# Stored items from a collection:
━━━

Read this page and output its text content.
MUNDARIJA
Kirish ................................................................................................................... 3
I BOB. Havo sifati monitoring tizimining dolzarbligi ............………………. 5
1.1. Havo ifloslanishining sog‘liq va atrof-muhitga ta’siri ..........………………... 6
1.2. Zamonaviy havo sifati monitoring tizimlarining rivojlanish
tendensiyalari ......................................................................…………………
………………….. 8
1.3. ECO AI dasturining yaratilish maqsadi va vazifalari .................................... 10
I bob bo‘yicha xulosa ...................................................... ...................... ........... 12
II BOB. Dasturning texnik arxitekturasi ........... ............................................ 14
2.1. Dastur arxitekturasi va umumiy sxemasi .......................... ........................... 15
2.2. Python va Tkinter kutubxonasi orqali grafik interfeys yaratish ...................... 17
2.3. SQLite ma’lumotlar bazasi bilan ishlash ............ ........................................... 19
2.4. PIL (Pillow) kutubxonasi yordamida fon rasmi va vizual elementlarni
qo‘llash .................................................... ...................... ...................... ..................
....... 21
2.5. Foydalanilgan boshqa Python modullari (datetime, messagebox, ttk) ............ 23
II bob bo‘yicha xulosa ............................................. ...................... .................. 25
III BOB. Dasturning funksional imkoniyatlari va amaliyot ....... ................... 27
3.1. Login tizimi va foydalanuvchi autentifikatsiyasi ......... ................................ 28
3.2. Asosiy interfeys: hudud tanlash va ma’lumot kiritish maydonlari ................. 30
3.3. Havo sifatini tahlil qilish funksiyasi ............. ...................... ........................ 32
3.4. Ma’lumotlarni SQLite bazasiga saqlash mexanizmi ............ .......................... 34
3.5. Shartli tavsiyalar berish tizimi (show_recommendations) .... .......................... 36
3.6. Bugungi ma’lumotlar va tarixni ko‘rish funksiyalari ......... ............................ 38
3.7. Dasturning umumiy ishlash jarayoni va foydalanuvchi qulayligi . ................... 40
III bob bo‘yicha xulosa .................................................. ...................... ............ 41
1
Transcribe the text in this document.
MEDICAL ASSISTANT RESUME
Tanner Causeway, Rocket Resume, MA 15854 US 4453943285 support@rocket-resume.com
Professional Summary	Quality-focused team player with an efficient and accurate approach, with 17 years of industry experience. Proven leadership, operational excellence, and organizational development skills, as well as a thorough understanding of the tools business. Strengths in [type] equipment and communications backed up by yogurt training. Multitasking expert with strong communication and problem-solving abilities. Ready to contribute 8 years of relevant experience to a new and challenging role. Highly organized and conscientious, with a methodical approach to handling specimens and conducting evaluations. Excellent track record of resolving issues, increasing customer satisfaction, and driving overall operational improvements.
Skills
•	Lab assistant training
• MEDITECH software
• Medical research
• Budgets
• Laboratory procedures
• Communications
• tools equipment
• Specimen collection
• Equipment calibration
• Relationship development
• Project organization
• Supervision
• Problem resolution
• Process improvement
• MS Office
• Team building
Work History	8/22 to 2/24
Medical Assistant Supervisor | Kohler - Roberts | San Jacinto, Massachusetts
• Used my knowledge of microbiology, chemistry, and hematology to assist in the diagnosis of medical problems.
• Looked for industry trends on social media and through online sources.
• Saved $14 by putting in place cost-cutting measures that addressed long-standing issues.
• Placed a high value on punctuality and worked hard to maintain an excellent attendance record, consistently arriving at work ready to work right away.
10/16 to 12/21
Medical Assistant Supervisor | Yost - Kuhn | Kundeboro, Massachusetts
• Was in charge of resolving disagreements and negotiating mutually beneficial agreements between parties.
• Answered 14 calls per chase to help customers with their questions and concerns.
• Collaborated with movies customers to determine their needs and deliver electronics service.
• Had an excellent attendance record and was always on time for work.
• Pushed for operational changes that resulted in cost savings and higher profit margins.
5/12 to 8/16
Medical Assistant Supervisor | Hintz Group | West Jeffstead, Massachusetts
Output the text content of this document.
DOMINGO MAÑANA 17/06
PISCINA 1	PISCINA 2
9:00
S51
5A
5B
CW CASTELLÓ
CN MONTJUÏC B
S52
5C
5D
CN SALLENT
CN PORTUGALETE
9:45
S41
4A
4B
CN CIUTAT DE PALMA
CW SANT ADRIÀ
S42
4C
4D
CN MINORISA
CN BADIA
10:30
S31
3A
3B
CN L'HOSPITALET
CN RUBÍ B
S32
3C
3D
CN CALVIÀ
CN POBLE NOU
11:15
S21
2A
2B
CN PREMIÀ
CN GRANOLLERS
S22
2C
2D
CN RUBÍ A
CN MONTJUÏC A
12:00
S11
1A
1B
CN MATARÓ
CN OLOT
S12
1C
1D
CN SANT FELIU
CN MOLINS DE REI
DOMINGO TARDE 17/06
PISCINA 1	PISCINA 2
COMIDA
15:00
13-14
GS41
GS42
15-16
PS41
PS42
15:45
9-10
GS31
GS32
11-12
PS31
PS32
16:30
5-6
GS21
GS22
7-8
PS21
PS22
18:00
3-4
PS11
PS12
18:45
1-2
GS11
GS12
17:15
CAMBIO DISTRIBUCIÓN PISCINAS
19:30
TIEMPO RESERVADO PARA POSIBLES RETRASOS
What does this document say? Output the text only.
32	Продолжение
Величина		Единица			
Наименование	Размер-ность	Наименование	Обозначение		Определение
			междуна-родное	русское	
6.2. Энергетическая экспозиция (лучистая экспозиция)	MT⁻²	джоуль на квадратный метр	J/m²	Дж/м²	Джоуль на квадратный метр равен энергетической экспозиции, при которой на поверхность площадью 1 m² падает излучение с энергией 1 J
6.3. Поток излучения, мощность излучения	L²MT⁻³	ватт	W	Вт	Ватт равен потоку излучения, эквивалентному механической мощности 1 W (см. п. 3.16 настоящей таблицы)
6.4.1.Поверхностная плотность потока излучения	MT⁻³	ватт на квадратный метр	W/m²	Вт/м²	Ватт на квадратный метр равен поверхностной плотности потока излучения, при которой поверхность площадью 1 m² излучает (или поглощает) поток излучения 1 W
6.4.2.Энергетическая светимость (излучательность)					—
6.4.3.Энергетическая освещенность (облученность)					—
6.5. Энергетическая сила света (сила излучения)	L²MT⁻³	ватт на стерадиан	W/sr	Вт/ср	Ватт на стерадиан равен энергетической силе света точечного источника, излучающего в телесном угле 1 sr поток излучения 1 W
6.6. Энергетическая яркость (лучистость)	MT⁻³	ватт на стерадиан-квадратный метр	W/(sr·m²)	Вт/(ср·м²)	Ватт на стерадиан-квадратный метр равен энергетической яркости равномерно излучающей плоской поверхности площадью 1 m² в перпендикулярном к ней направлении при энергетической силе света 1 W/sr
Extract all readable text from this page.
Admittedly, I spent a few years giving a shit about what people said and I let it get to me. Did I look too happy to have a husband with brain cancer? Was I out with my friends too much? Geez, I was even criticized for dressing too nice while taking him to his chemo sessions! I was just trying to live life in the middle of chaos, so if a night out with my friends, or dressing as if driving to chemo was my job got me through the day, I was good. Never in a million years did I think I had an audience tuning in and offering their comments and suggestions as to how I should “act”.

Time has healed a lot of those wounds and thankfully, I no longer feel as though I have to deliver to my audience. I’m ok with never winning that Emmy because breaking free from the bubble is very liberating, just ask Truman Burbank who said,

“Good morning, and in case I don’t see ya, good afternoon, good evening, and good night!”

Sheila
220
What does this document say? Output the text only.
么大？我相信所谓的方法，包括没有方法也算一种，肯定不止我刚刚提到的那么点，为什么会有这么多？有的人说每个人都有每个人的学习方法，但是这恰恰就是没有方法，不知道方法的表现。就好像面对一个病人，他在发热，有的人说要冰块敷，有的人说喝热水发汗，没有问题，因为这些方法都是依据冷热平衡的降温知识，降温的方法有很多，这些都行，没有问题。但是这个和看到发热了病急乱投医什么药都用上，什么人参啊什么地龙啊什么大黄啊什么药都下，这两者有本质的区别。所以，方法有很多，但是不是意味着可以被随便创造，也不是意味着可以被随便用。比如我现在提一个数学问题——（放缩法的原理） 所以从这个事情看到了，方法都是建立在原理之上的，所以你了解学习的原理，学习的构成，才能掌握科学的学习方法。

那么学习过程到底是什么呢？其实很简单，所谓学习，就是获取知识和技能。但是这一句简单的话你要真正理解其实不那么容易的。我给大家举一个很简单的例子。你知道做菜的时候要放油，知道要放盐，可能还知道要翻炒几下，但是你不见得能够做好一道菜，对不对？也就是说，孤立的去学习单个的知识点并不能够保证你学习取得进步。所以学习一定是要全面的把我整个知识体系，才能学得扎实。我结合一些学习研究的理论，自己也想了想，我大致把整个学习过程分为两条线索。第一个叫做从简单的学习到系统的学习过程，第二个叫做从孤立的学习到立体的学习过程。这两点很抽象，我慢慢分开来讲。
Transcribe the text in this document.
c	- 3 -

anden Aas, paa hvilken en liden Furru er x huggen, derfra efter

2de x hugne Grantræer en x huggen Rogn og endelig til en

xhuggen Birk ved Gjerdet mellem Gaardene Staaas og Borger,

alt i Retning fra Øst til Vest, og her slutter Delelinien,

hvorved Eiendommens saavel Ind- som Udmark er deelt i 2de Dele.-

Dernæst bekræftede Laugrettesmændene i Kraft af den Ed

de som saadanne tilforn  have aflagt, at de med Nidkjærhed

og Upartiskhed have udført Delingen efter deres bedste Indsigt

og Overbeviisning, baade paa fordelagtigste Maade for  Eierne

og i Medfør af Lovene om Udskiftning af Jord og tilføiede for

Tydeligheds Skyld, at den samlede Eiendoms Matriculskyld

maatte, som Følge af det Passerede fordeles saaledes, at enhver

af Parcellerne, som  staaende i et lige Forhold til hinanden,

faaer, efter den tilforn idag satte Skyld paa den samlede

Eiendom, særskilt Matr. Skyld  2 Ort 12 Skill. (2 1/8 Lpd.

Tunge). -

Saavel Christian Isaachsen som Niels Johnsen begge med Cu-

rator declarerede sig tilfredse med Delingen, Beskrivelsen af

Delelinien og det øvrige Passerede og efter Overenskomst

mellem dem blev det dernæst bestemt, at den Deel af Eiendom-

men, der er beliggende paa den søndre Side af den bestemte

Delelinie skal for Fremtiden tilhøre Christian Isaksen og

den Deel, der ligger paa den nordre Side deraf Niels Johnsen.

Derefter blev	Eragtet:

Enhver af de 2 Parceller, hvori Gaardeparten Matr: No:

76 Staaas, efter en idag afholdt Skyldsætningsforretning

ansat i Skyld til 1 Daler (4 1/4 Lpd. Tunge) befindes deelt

━━━

# Requirement:
Identify each line containing the string "Delelinien" and copy it out.

# Task solution:
alt i Retning fra Øst til Vest, og her slutter Delelinien,
Delelinien og det øvrige Passerede og efter Overenskomst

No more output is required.